▶ **Requirement**
Only the lines holding the string "культуры" are needed. Copy each one.

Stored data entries
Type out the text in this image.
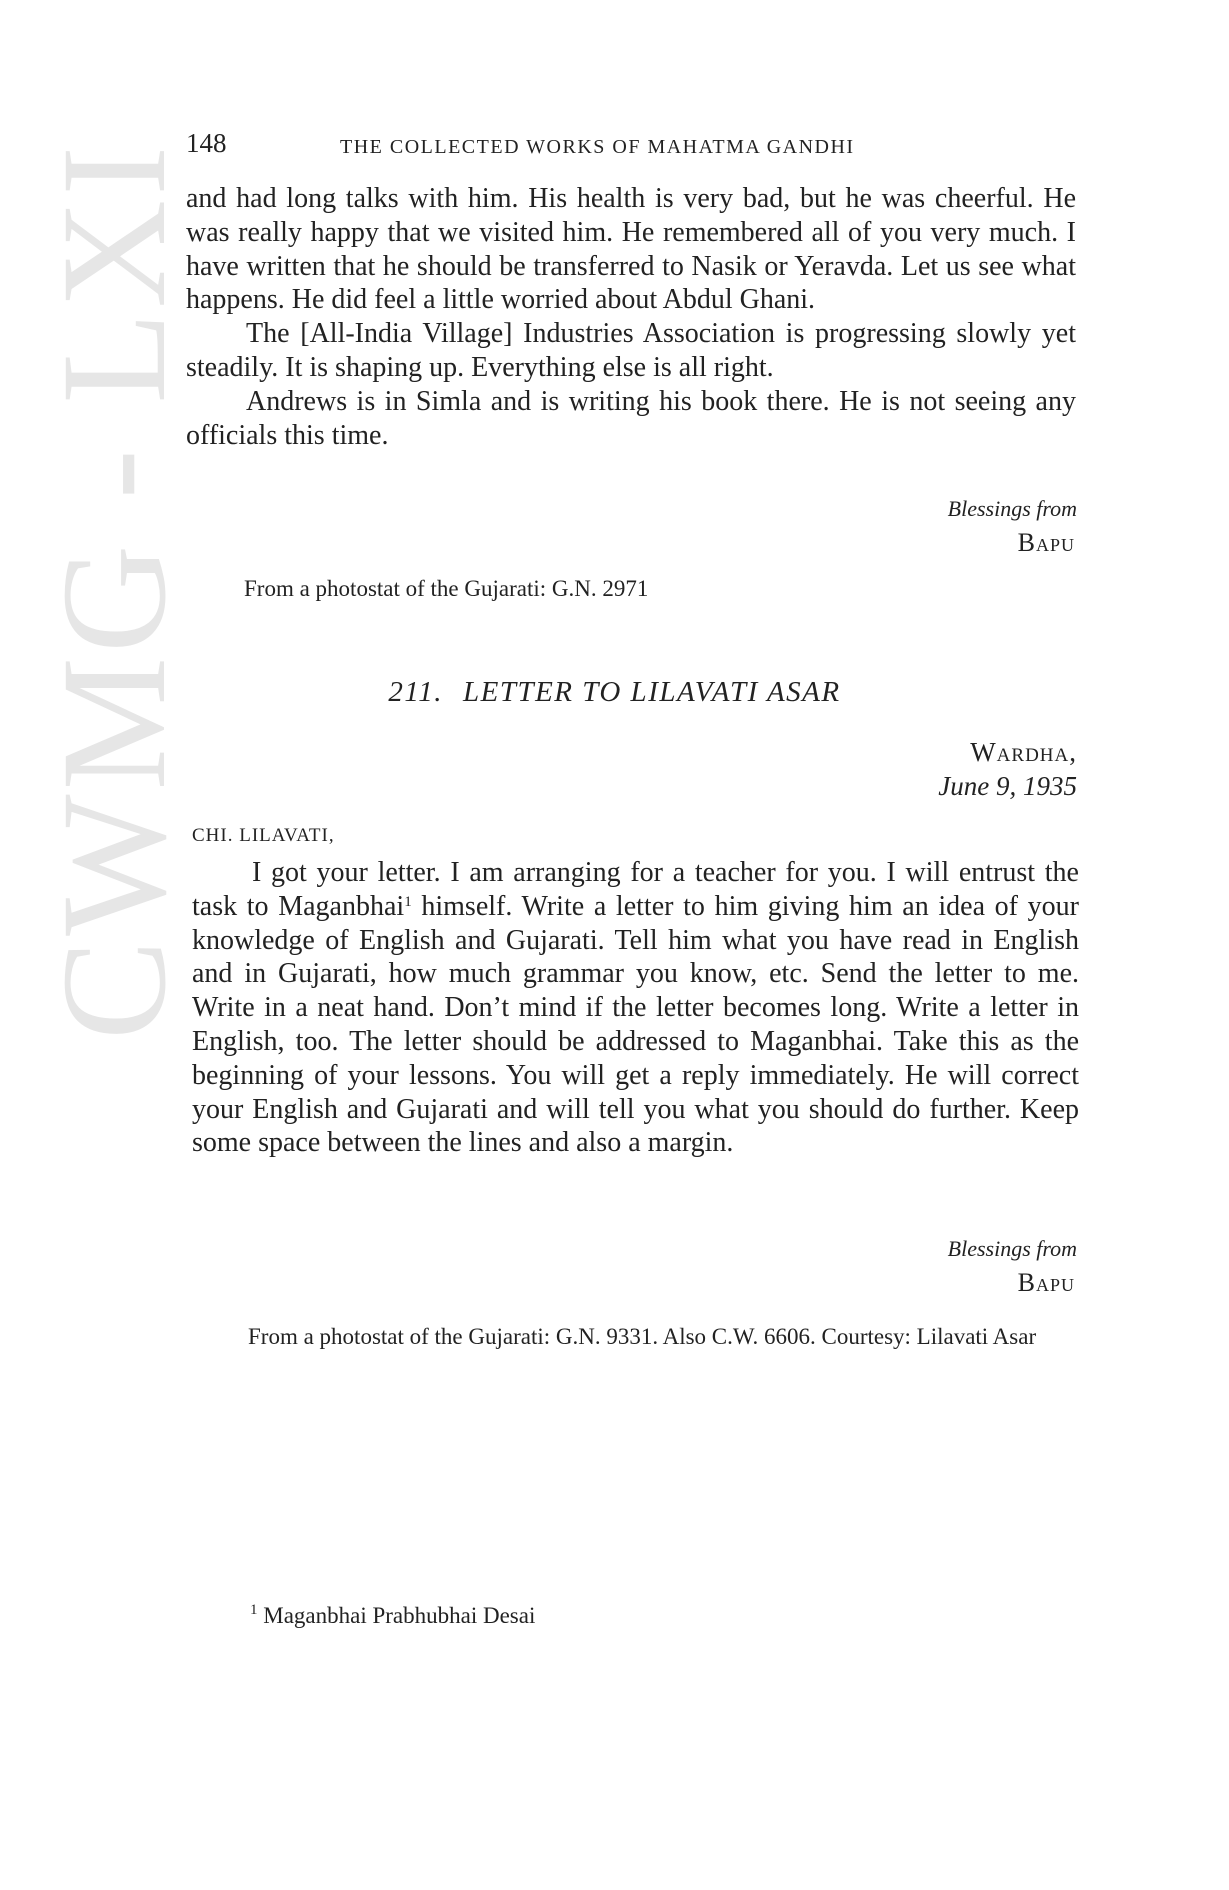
CWMG - LXI
148	THE COLLECTED WORKS OF MAHATMA GANDHI

and had long talks with him. His health is very bad, but he was cheerful. He was really happy that we visited him. He remembered all of you very much. I have written that he should be transferred to Nasik or Yeravda. Let us see what happens. He did feel a little worried about Abdul Ghani.

The [All-India Village] Industries Association is progressing slowly yet steadily. It is shaping up. Everything else is all right.

Andrews is in Simla and is writing his book there. He is not seeing any officials this time.

Blessings from
Bapu
From a photostat of the Gujarati: G.N. 2971
211. LETTER TO LILAVATI ASAR
Wardha,
June 9, 1935
CHI. LILAVATI,
I got your letter. I am arranging for a teacher for you. I will entrust the task to Maganbhai$^1$ himself. Write a letter to him giving him an idea of your knowledge of English and Gujarati. Tell him what you have read in English and in Gujarati, how much grammar you know, etc. Send the letter to me. Write in a neat hand. Don’t mind if the letter becomes long. Write a letter in English, too. The letter should be addressed to Maganbhai. Take this as the beginning of your lessons. You will get a reply immediately. He will correct your English and Gujarati and will tell you what you should do further. Keep some space between the lines and also a margin.
Blessings from
Bapu
From a photostat of the Gujarati: G.N. 9331. Also C.W. 6606. Courtesy: Lilavati Asar
$^1$ Maganbhai Prabhubhai Desai
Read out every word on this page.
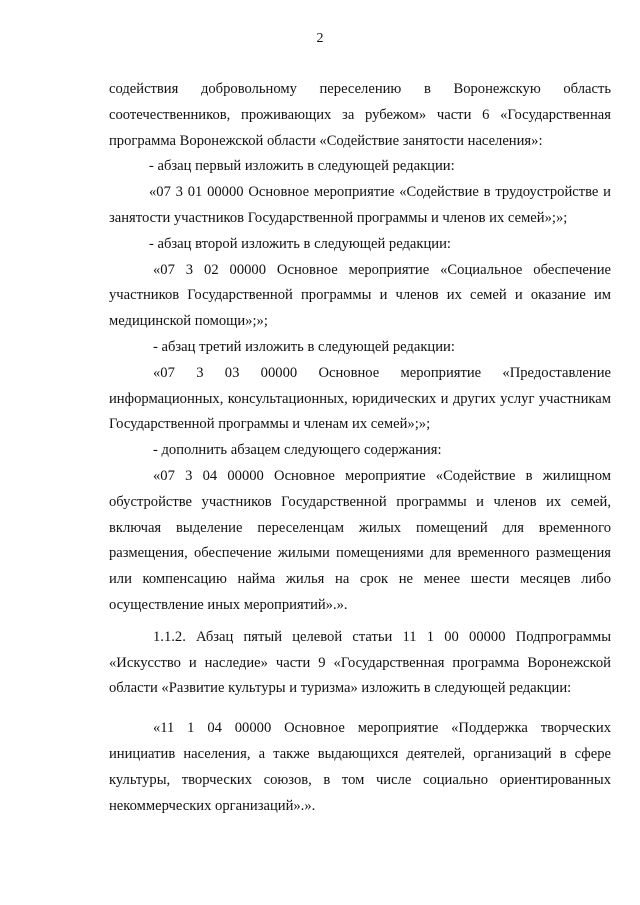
2

содействия добровольному переселению в Воронежскую область соотечественников, проживающих за рубежом» части 6 «Государственная программа Воронежской области «Содействие занятости населения»:

- абзац первый изложить в следующей редакции:

«07 3 01 00000 Основное мероприятие «Содействие в трудоустройстве и занятости участников Государственной программы и членов их семей»;»;

- абзац второй изложить в следующей редакции:

«07 3 02 00000 Основное мероприятие «Социальное обеспечение участников Государственной программы и членов их семей и оказание им медицинской помощи»;»;

- абзац третий изложить в следующей редакции:

«07 3 03 00000 Основное мероприятие «Предоставление информационных, консультационных, юридических и других услуг участникам Государственной программы и членам их семей»;»;

- дополнить абзацем следующего содержания:

«07 3 04 00000 Основное мероприятие «Содействие в жилищном обустройстве участников Государственной программы и членов их семей, включая выделение переселенцам жилых помещений для временного размещения, обеспечение жилыми помещениями для временного размещения или компенсацию найма жилья на срок не менее шести месяцев либо осуществление иных мероприятий».».

1.1.2. Абзац пятый целевой статьи 11 1 00 00000 Подпрограммы «Искусство и наследие» части 9 «Государственная программа Воронежской области «Развитие культуры и туризма» изложить в следующей редакции:

«11 1 04 00000 Основное мероприятие «Поддержка творческих инициатив населения, а также выдающихся деятелей, организаций в сфере культуры, творческих союзов, в том числе социально ориентированных некоммерческих организаций».».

▶ **Response to the exercise**
1.1.2. Абзац пятый целевой статьи 11 1 00 00000 Подпрограммы «Искусство и наследие» части 9 «Государственная программа Воронежской области «Развитие культуры и туризма» изложить в следующей редакции:
«11 1 04 00000 Основное мероприятие «Поддержка творческих инициатив населения, а также выдающихся деятелей, организаций в сфере культуры, творческих союзов, в том числе социально ориентированных некоммерческих организаций».».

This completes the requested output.